== Data lines

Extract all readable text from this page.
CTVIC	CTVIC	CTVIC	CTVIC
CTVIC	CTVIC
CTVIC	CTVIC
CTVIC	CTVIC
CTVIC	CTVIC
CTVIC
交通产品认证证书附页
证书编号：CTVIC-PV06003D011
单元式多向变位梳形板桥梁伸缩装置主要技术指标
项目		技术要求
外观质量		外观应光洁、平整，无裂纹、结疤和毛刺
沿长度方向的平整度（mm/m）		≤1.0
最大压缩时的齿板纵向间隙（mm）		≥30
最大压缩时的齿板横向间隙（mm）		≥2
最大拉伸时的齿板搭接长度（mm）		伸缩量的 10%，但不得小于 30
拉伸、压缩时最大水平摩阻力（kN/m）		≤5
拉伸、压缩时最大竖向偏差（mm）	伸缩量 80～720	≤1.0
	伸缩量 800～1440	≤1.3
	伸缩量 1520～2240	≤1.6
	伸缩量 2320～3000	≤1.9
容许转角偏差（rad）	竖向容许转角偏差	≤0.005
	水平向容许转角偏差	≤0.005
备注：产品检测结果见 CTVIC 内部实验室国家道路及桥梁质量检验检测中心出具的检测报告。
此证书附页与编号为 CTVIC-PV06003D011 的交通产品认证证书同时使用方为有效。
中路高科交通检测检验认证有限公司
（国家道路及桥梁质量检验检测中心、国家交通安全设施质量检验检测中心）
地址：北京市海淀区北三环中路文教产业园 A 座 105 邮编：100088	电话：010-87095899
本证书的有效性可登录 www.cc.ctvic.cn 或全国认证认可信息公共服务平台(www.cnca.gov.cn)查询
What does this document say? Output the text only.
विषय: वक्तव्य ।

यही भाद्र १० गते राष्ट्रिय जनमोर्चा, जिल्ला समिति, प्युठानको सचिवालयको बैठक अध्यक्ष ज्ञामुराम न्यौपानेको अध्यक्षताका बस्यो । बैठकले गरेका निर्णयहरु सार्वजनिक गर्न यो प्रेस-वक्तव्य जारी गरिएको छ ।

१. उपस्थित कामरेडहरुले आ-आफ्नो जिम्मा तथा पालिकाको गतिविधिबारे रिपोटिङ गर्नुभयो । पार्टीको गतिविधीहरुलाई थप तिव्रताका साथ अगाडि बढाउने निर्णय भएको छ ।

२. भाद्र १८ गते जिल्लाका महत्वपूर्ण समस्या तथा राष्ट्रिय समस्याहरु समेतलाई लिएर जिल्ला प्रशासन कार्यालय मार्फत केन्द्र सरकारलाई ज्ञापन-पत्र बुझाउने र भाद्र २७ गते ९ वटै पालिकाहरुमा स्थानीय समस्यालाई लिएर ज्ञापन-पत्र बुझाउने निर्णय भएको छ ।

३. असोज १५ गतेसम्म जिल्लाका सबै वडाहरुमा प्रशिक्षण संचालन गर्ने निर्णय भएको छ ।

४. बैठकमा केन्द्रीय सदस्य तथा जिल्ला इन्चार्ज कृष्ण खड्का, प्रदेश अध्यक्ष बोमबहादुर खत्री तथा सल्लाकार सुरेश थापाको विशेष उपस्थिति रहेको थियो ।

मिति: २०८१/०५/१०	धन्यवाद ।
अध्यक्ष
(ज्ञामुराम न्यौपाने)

====

- What is needed
For this exercise, gather every line of the data that contains the word "text".

- Exercise output
Extract all readable text from this page.
What does this document say? Output the text only.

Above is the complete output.